§ Your goal:
Check every line of the entries for "this", and copy the lines that hold it.

§ Listed records:
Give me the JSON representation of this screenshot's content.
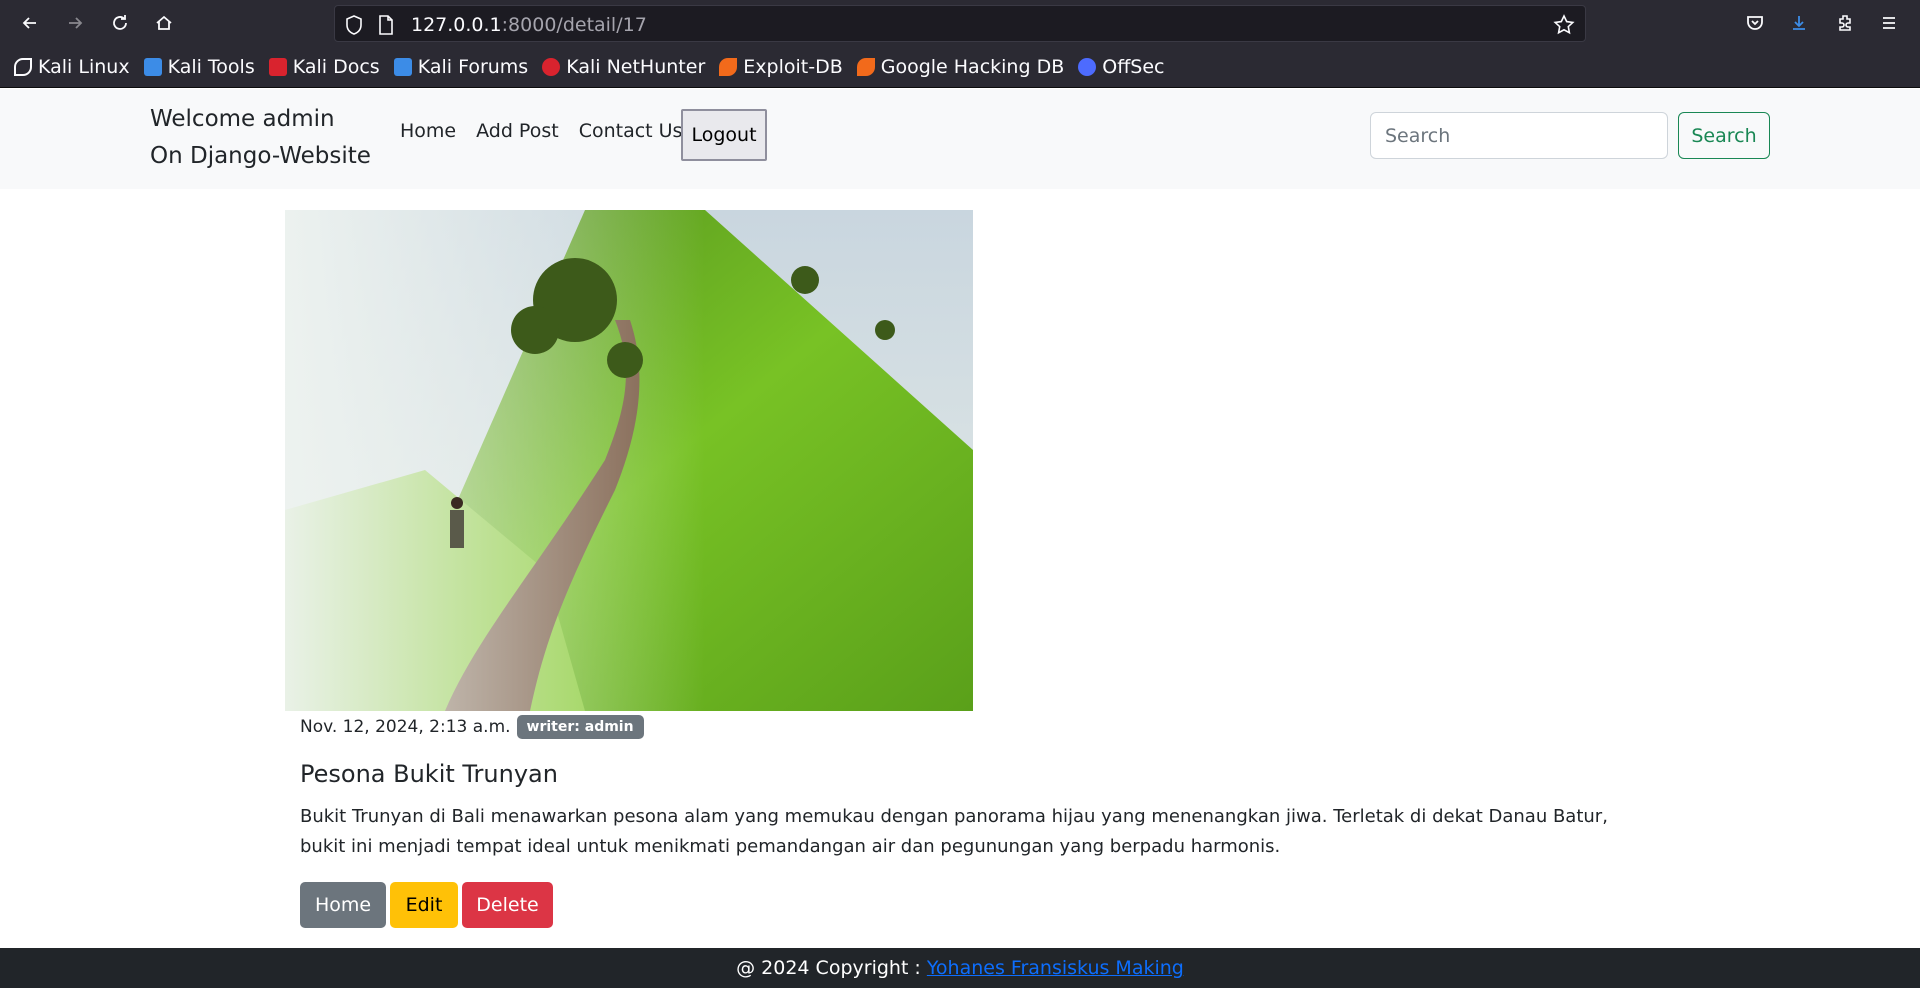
{
  "browser": {
    "url_host": "127.0.0.1",
    "url_rest": ":8000/detail/17",
    "bookmarks": [
      {
        "label": "Kali Linux",
        "color": "#ffffff"
      },
      {
        "label": "Kali Tools",
        "color": "#3c8ce7"
      },
      {
        "label": "Kali Docs",
        "color": "#d9232e"
      },
      {
        "label": "Kali Forums",
        "color": "#3c8ce7"
      },
      {
        "label": "Kali NetHunter",
        "color": "#d9232e"
      },
      {
        "label": "Exploit-DB",
        "color": "#f26a1b"
      },
      {
        "label": "Google Hacking DB",
        "color": "#f26a1b"
      },
      {
        "label": "OffSec",
        "color": "#4d6bfe"
      }
    ]
  },
  "navbar": {
    "brand_line1": "Welcome admin",
    "brand_line2": "On Django-Website",
    "links": [
      "Home",
      "Add Post",
      "Contact Us"
    ],
    "logout_label": "Logout",
    "search_placeholder": "Search",
    "search_button": "Search"
  },
  "post": {
    "date": "Nov. 12, 2024, 2:13 a.m.",
    "writer_badge": "writer: admin",
    "title": "Pesona Bukit Trunyan",
    "body": "Bukit Trunyan di Bali menawarkan pesona alam yang memukau dengan panorama hijau yang menenangkan jiwa. Terletak di dekat Danau Batur, bukit ini menjadi tempat ideal untuk menikmati pemandangan air dan pegunungan yang berpadu harmonis.",
    "buttons": {
      "home": "Home",
      "edit": "Edit",
      "delete": "Delete"
    }
  },
  "footer": {
    "text": "@ 2024 Copyright :",
    "link": "Yohanes Fransiskus Making"
  },
  "colors": {
    "accent_success": "#198754",
    "secondary": "#6c757d",
    "warning": "#ffc107",
    "danger": "#dc3545",
    "link": "#0d6efd"
  }
}
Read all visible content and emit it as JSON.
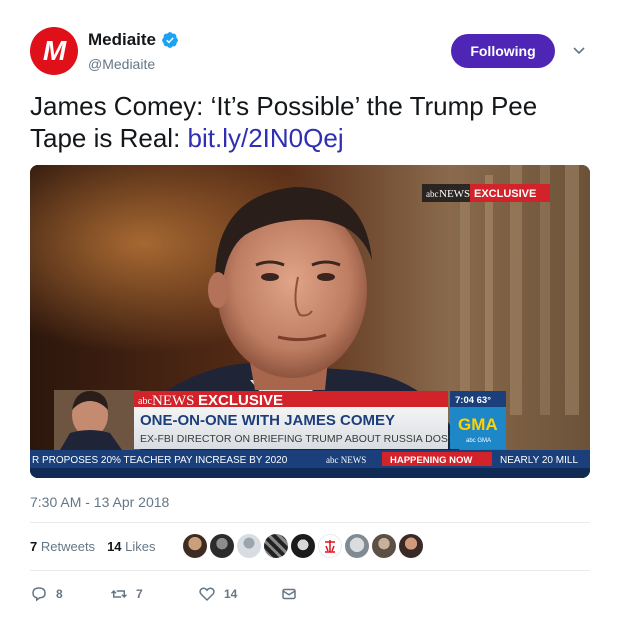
{
  "account": {
    "avatar_letter": "M",
    "display_name": "Mediaite",
    "handle": "@Mediaite",
    "verified_icon": "verified-badge-icon",
    "follow_label": "Following"
  },
  "tweet": {
    "text": "James Comey: ‘It’s Possible’ the Trump Pee Tape is Real: ",
    "link": "bit.ly/2IN0Qej",
    "timestamp": "7:30 AM - 13 Apr 2018"
  },
  "media": {
    "corner_bug_brand": "abc",
    "corner_bug_news": "NEWS",
    "corner_bug_exclusive": "EXCLUSIVE",
    "banner_brand": "abc",
    "banner_news": "NEWS",
    "banner_exclusive": "EXCLUSIVE",
    "headline": "ONE-ON-ONE WITH JAMES COMEY",
    "subheadline": "EX-FBI DIRECTOR ON BRIEFING TRUMP ABOUT RUSSIA DOSSIER",
    "time_temp": "7:04  63°",
    "show_logo": "GMA",
    "show_logo_sub": "abc GMA",
    "ticker_left": "R PROPOSES 20% TEACHER PAY INCREASE BY 2020",
    "ticker_brand": "abc NEWS",
    "ticker_happening": "HAPPENING NOW",
    "ticker_right": "NEARLY 20 MILL"
  },
  "stats": {
    "retweets_count": "7",
    "retweets_label": "Retweets",
    "likes_count": "14",
    "likes_label": "Likes"
  },
  "actions": {
    "replies": "8",
    "retweets": "7",
    "likes": "14"
  },
  "colors": {
    "follow_button": "#4f25b5",
    "link": "#2f2fb3",
    "avatar_bg": "#e0101b",
    "abc_red": "#d2232a",
    "verified": "#1da1f2"
  }
}
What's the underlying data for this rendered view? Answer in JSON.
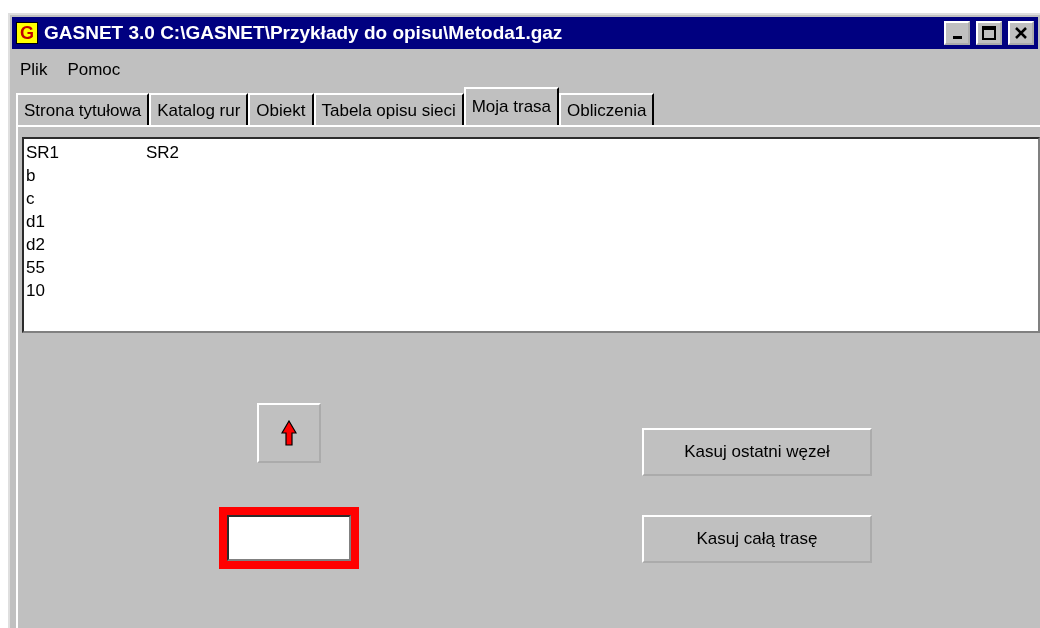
{
  "window": {
    "title": "GASNET 3.0 C:\\GASNET\\Przykłady do opisu\\Metoda1.gaz",
    "app_icon": "G"
  },
  "menu": [
    "Plik",
    "Pomoc"
  ],
  "tabs": [
    {
      "label": "Strona tytułowa",
      "selected": false
    },
    {
      "label": "Katalog rur",
      "selected": false
    },
    {
      "label": "Obiekt",
      "selected": false
    },
    {
      "label": "Tabela opisu sieci",
      "selected": false
    },
    {
      "label": "Moja trasa",
      "selected": true
    },
    {
      "label": "Obliczenia",
      "selected": false
    }
  ],
  "route_list": [
    [
      "SR1",
      "SR2"
    ],
    [
      "b"
    ],
    [
      "c"
    ],
    [
      "d1"
    ],
    [
      "d2"
    ],
    [
      "55"
    ],
    [
      "10"
    ]
  ],
  "buttons": [
    {
      "label": "Kasuj ostatni węzeł"
    },
    {
      "label": "Kasuj całą trasę"
    }
  ]
}
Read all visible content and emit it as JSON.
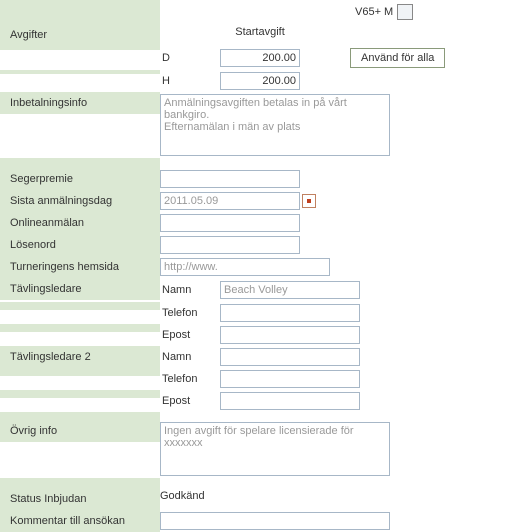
{
  "top": {
    "class_label": "V65+ M"
  },
  "labels": {
    "avgifter": "Avgifter",
    "startavgift": "Startavgift",
    "d": "D",
    "h": "H",
    "use_all": "Använd för alla",
    "inbetalningsinfo": "Inbetalningsinfo",
    "segerpremie": "Segerpremie",
    "sista": "Sista anmälningsdag",
    "onlineanmalan": "Onlineanmälan",
    "losenord": "Lösenord",
    "hemsida": "Turneringens hemsida",
    "tavlingsledare": "Tävlingsledare",
    "tavlingsledare2": "Tävlingsledare 2",
    "namn": "Namn",
    "telefon": "Telefon",
    "epost": "Epost",
    "ovrig": "Övrig info",
    "status": "Status Inbjudan",
    "kommentar": "Kommentar till ansökan"
  },
  "values": {
    "fee_d": "200.00",
    "fee_h": "200.00",
    "payment_info": "Anmälningsavgiften betalas in på vårt bankgiro.\nEfternamälan i män av plats",
    "sista_date": "2011.05.09",
    "hemsida_ph": "http://www.",
    "ledare1_namn_ph": "Beach Volley",
    "ovrig_info": "Ingen avgift för spelare licensierade för xxxxxxx",
    "status_val": "Godkänd"
  }
}
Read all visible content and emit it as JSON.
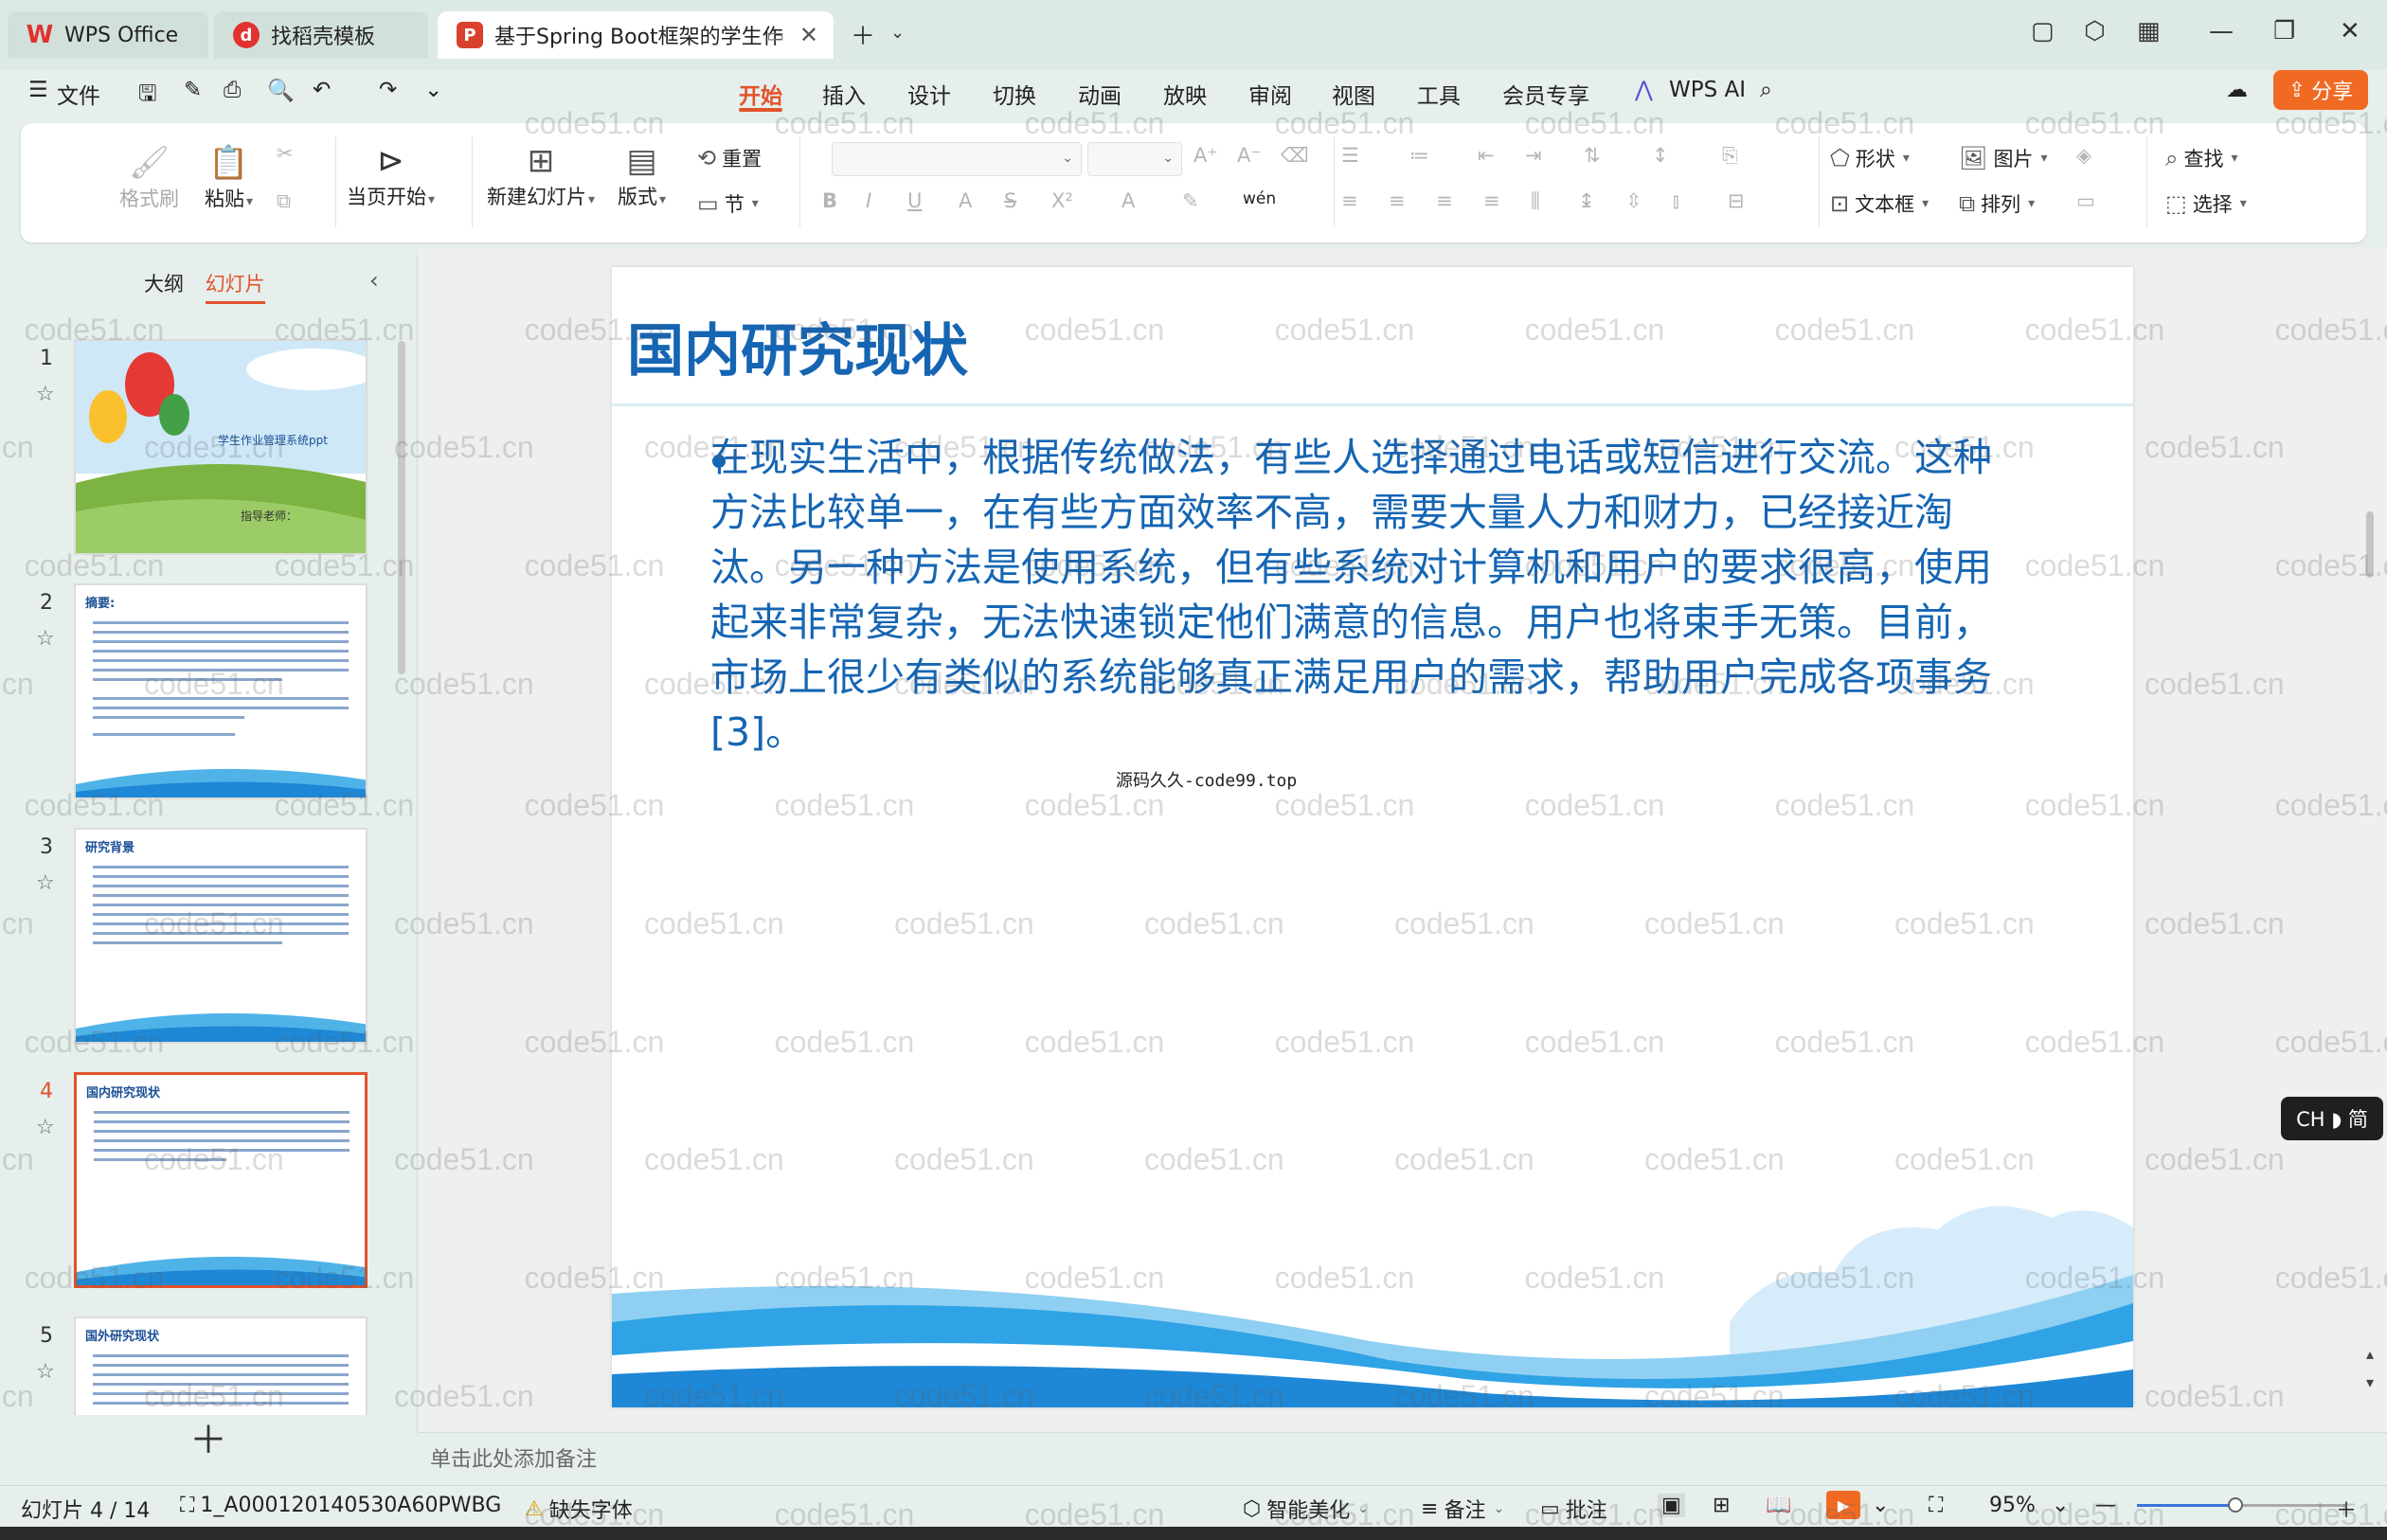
{
  "tabs": {
    "wps": "WPS Office",
    "template": "找稻壳模板",
    "document": "基于Spring Boot框架的学生作"
  },
  "menu": {
    "file": "文件",
    "items": [
      "开始",
      "插入",
      "设计",
      "切换",
      "动画",
      "放映",
      "审阅",
      "视图",
      "工具",
      "会员专享"
    ],
    "active": "开始",
    "wps_ai": "WPS AI",
    "share": "分享"
  },
  "ribbon": {
    "format_painter": "格式刷",
    "paste": "粘贴",
    "play_from_current": "当页开始",
    "new_slide": "新建幻灯片",
    "layout": "版式",
    "reset": "重置",
    "section": "节",
    "shape": "形状",
    "picture": "图片",
    "find": "查找",
    "textbox": "文本框",
    "arrange": "排列",
    "select": "选择"
  },
  "panel": {
    "tab_outline": "大纲",
    "tab_slides": "幻灯片",
    "active_tab": "幻灯片"
  },
  "thumbnails": [
    {
      "num": "1",
      "title": "学生作业管理系统ppt",
      "subtitle": "指导老师："
    },
    {
      "num": "2",
      "title": "摘要:"
    },
    {
      "num": "3",
      "title": "研究背景"
    },
    {
      "num": "4",
      "title": "国内研究现状"
    },
    {
      "num": "5",
      "title": "国外研究现状"
    }
  ],
  "current_slide_index": 4,
  "slide": {
    "title": "国内研究现状",
    "bullet": "在现实生活中，根据传统做法，有些人选择通过电话或短信进行交流。这种方法比较单一，在有些方面效率不高，需要大量人力和财力，已经接近淘汰。另一种方法是使用系统，但有些系统对计算机和用户的要求很高，使用起来非常复杂，无法快速锁定他们满意的信息。用户也将束手无策。目前，市场上很少有类似的系统能够真正满足用户的需求，帮助用户完成各项事务[3]。",
    "caption": "源码久久-code99.top"
  },
  "notes_placeholder": "单击此处添加备注",
  "status": {
    "slide_counter": "幻灯片 4 / 14",
    "layout_name": "1_A000120140530A60PWBG",
    "missing_font": "缺失字体",
    "smart_beautify": "智能美化",
    "notes": "备注",
    "comments": "批注",
    "zoom": "95%"
  },
  "ime": "CH ◗ 简",
  "watermark": "code51.cn",
  "colors": {
    "accent": "#e2522b",
    "share_bg": "#f06a24",
    "slide_blue": "#1565b3"
  }
}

§ Solution:
Give me the JSON representation of this screenshot's content.
What's the underlying data for this rendered view? Answer in JSON.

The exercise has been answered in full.